◆ WHAT YOU ARE ASKED TO DO ◆
Check every line of the entries that follow, and copy the ones containing "mass".

=-=-=-=-=

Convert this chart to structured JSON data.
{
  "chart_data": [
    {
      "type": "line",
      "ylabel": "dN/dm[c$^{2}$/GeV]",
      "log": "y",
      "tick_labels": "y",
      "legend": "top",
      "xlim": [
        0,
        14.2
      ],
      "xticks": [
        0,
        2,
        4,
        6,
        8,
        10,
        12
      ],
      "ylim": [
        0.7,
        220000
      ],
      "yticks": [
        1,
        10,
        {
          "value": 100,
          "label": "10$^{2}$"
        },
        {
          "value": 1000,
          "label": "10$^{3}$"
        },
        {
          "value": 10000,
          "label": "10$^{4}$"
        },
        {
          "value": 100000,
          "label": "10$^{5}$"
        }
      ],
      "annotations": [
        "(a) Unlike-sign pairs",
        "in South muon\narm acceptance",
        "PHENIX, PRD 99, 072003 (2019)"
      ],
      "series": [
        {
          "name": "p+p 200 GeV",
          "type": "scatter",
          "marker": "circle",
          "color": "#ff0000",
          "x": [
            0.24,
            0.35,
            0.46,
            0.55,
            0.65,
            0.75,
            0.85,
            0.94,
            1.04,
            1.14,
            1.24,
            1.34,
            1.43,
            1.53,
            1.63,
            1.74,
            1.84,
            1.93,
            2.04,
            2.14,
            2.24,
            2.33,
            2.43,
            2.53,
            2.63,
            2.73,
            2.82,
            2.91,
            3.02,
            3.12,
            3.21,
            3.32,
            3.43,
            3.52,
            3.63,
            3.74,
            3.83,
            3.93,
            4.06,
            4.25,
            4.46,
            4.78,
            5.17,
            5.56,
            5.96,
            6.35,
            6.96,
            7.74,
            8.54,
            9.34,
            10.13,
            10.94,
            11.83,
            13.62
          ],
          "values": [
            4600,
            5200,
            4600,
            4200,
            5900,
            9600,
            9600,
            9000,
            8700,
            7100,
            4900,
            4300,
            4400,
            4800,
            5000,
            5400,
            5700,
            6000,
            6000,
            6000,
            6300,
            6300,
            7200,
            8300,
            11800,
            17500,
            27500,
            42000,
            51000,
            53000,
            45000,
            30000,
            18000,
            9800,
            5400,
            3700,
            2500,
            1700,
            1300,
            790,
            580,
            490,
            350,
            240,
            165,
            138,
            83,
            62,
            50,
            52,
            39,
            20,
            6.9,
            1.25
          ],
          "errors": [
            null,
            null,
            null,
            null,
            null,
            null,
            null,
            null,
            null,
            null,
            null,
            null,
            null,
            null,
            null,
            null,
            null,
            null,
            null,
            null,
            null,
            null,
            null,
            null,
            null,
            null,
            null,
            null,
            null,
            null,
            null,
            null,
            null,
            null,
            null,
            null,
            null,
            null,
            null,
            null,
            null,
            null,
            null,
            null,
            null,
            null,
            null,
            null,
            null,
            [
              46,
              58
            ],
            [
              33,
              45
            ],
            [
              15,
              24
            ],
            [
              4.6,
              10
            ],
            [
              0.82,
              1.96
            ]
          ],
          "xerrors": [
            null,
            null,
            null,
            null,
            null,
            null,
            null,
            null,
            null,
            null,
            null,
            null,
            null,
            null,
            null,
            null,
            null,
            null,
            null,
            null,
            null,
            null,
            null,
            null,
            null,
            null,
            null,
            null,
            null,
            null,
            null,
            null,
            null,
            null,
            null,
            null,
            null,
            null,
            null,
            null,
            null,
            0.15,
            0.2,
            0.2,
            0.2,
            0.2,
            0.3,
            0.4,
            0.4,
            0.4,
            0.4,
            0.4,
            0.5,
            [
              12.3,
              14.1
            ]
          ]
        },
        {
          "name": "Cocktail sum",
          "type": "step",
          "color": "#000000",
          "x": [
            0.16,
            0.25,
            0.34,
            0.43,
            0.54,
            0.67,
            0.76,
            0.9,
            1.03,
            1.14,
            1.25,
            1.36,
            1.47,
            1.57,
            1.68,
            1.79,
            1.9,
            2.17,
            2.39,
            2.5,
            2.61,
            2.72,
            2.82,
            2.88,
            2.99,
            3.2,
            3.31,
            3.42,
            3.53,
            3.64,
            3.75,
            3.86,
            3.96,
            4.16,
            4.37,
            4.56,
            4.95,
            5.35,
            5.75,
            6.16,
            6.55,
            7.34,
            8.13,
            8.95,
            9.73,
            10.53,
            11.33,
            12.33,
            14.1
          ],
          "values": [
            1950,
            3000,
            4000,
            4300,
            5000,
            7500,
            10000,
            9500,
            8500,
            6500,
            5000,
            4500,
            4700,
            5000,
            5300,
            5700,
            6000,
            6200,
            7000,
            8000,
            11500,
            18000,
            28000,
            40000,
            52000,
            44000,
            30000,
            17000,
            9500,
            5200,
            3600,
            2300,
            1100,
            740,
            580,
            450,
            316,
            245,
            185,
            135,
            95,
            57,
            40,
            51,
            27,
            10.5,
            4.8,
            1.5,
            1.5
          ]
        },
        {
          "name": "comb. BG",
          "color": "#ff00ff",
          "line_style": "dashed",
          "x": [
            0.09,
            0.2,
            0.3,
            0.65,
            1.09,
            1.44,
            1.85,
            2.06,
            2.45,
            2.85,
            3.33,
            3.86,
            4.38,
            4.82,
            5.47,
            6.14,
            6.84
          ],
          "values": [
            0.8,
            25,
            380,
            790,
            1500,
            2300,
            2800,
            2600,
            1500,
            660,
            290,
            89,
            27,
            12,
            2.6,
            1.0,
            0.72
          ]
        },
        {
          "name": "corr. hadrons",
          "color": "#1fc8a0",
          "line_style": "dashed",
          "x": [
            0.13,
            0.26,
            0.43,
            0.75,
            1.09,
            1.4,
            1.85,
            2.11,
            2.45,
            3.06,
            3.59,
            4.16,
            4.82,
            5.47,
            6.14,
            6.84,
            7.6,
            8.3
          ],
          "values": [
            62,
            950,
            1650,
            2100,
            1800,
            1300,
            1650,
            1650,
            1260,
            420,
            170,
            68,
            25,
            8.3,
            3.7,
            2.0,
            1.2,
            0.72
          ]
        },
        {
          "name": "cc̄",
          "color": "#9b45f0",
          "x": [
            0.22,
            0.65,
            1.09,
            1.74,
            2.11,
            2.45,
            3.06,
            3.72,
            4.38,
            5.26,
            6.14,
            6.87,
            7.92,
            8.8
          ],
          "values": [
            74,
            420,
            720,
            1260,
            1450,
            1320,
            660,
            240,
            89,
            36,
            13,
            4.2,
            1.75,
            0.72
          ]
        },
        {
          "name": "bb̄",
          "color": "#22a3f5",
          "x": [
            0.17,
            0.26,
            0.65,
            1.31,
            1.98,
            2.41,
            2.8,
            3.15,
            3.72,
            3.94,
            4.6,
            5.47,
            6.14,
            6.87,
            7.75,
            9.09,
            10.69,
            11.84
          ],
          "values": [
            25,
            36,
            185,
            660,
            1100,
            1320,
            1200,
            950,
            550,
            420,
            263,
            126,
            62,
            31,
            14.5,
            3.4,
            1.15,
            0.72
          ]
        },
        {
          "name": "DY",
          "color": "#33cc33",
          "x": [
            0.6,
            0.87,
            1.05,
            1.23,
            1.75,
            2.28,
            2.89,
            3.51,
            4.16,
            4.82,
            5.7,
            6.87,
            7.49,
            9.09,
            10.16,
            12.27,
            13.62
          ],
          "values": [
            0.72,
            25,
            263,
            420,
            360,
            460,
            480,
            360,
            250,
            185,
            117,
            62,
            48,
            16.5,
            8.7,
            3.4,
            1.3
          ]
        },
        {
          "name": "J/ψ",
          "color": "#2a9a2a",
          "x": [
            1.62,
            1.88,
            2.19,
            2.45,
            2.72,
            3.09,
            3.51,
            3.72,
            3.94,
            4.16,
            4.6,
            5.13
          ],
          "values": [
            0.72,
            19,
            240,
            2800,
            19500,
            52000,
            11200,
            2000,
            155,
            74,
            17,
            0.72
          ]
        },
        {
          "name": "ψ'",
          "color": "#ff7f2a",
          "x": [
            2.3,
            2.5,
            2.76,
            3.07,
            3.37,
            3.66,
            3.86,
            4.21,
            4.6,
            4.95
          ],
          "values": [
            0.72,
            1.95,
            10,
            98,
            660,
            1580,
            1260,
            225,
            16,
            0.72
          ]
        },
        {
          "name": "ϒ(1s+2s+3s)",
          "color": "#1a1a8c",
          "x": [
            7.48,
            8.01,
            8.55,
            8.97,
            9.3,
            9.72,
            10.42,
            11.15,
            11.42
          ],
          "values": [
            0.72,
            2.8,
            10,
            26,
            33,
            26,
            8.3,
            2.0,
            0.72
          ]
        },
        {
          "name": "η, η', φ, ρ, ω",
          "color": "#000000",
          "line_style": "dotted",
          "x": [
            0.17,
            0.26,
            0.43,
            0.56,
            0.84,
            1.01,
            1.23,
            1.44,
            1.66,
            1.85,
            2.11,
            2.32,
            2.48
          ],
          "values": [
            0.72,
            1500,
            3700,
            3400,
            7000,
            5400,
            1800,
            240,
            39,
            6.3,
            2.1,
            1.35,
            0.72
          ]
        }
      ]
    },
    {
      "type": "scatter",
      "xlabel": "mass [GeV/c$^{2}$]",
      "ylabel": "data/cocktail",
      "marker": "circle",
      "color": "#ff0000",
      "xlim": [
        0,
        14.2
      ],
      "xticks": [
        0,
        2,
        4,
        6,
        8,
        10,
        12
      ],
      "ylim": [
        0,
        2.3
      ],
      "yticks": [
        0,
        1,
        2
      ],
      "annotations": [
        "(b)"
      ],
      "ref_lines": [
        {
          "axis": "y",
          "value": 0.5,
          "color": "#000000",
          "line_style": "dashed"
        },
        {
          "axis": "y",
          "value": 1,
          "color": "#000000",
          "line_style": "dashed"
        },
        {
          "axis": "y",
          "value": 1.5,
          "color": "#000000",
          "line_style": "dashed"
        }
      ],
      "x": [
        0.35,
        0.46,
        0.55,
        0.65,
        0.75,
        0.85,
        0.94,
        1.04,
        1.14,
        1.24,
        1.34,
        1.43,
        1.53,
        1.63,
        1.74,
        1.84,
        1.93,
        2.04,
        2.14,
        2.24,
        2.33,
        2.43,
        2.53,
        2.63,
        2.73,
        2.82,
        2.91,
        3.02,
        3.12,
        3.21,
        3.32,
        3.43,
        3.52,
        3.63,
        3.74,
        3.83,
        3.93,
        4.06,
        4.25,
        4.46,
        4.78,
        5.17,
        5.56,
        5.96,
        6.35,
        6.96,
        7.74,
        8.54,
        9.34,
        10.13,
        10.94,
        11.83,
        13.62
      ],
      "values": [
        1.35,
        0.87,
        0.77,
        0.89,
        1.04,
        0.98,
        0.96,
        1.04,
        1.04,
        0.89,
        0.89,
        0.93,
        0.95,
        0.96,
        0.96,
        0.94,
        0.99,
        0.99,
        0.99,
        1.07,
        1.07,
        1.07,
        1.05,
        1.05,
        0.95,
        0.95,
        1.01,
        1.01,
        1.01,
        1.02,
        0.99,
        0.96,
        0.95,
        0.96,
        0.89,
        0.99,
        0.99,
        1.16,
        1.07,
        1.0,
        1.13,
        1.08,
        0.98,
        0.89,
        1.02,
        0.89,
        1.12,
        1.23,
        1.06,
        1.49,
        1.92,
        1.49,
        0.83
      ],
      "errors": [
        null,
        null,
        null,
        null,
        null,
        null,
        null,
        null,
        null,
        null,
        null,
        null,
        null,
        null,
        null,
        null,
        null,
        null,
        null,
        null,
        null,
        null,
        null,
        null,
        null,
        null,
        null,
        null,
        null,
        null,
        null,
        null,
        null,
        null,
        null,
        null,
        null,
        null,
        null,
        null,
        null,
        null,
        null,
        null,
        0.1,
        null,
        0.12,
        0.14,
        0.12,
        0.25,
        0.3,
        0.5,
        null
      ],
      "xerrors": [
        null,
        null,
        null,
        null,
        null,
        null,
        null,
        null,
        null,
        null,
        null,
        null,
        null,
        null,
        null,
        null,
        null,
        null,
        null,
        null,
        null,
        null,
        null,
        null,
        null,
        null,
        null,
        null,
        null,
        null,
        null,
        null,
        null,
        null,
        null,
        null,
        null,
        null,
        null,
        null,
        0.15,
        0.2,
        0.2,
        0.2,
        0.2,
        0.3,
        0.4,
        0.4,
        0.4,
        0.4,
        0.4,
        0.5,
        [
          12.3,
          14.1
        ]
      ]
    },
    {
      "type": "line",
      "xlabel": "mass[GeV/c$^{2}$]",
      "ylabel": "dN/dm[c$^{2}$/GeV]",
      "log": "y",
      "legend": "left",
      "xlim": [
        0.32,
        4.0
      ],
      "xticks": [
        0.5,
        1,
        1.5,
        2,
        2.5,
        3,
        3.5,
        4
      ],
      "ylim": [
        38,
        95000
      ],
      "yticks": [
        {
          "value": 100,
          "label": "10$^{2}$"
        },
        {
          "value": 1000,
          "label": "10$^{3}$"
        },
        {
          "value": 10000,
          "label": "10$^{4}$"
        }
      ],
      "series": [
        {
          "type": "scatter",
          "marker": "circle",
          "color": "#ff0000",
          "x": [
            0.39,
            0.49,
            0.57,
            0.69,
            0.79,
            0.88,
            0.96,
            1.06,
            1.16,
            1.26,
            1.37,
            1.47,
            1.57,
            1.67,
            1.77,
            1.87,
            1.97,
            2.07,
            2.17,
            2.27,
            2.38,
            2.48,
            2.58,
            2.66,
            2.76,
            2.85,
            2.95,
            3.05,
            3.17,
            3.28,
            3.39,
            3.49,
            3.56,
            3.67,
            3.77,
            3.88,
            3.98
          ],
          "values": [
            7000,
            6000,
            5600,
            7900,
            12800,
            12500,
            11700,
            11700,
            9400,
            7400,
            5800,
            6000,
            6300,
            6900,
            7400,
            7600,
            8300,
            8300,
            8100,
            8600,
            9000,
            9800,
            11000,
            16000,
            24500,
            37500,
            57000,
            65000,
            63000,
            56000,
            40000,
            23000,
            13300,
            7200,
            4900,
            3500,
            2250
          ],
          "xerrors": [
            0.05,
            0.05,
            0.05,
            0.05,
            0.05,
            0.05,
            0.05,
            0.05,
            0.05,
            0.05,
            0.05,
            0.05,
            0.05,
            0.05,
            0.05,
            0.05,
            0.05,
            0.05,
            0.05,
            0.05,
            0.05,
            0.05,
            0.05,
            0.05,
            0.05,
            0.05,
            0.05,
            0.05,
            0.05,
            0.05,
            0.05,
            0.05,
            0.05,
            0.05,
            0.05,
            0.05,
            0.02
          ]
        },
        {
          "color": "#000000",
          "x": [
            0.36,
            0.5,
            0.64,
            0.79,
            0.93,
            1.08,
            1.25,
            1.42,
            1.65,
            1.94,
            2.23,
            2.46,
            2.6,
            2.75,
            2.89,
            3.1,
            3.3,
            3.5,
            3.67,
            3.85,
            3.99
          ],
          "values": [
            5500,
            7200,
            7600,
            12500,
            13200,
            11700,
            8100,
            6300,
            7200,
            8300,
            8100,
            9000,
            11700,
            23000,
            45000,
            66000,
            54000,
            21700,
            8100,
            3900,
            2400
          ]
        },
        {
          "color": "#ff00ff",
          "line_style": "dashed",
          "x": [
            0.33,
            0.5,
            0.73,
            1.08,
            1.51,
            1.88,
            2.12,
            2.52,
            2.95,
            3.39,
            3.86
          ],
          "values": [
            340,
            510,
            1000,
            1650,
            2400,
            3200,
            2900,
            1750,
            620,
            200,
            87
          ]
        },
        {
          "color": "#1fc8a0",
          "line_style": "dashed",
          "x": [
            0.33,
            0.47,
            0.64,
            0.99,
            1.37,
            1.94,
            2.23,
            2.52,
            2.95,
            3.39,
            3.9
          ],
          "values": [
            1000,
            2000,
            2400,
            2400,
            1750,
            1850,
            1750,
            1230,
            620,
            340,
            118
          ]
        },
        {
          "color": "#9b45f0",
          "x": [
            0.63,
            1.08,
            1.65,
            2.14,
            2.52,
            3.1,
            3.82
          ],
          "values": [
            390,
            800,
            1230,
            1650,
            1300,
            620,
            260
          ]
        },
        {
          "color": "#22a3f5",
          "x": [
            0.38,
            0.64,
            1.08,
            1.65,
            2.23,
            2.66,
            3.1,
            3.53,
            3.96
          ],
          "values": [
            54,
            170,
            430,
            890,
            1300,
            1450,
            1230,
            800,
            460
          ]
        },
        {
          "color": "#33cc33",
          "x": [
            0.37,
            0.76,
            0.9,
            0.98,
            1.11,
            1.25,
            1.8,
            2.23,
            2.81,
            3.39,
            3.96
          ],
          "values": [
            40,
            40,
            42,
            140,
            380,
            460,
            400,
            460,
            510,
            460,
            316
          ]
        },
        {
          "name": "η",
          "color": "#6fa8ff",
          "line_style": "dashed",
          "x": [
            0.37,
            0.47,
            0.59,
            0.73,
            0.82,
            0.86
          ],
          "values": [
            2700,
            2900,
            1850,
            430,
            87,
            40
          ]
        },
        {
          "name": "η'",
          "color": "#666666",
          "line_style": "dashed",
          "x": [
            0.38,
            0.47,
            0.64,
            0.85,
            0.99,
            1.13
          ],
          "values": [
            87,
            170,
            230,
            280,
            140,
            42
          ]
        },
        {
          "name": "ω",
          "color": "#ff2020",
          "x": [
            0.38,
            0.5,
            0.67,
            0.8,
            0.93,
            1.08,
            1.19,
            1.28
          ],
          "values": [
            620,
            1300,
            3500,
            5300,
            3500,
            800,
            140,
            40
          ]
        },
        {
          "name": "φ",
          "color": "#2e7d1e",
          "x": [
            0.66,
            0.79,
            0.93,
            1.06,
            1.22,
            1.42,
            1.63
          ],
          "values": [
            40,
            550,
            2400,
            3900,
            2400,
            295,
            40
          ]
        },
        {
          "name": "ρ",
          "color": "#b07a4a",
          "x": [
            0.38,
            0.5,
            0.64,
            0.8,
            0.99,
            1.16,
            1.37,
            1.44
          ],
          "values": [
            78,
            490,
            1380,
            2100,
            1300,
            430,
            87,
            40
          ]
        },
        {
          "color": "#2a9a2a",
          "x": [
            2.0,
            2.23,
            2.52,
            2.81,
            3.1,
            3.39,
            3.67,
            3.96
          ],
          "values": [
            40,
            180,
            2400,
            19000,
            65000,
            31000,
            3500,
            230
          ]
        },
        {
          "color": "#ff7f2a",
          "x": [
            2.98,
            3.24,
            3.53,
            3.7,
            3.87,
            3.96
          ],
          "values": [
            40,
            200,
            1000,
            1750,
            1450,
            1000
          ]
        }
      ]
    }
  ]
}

=-=-=-=-=

◆ THE REPLY ◆
      "xlabel": "mass [GeV/c$^{2}$]",
      "xlabel": "mass[GeV/c$^{2}$]",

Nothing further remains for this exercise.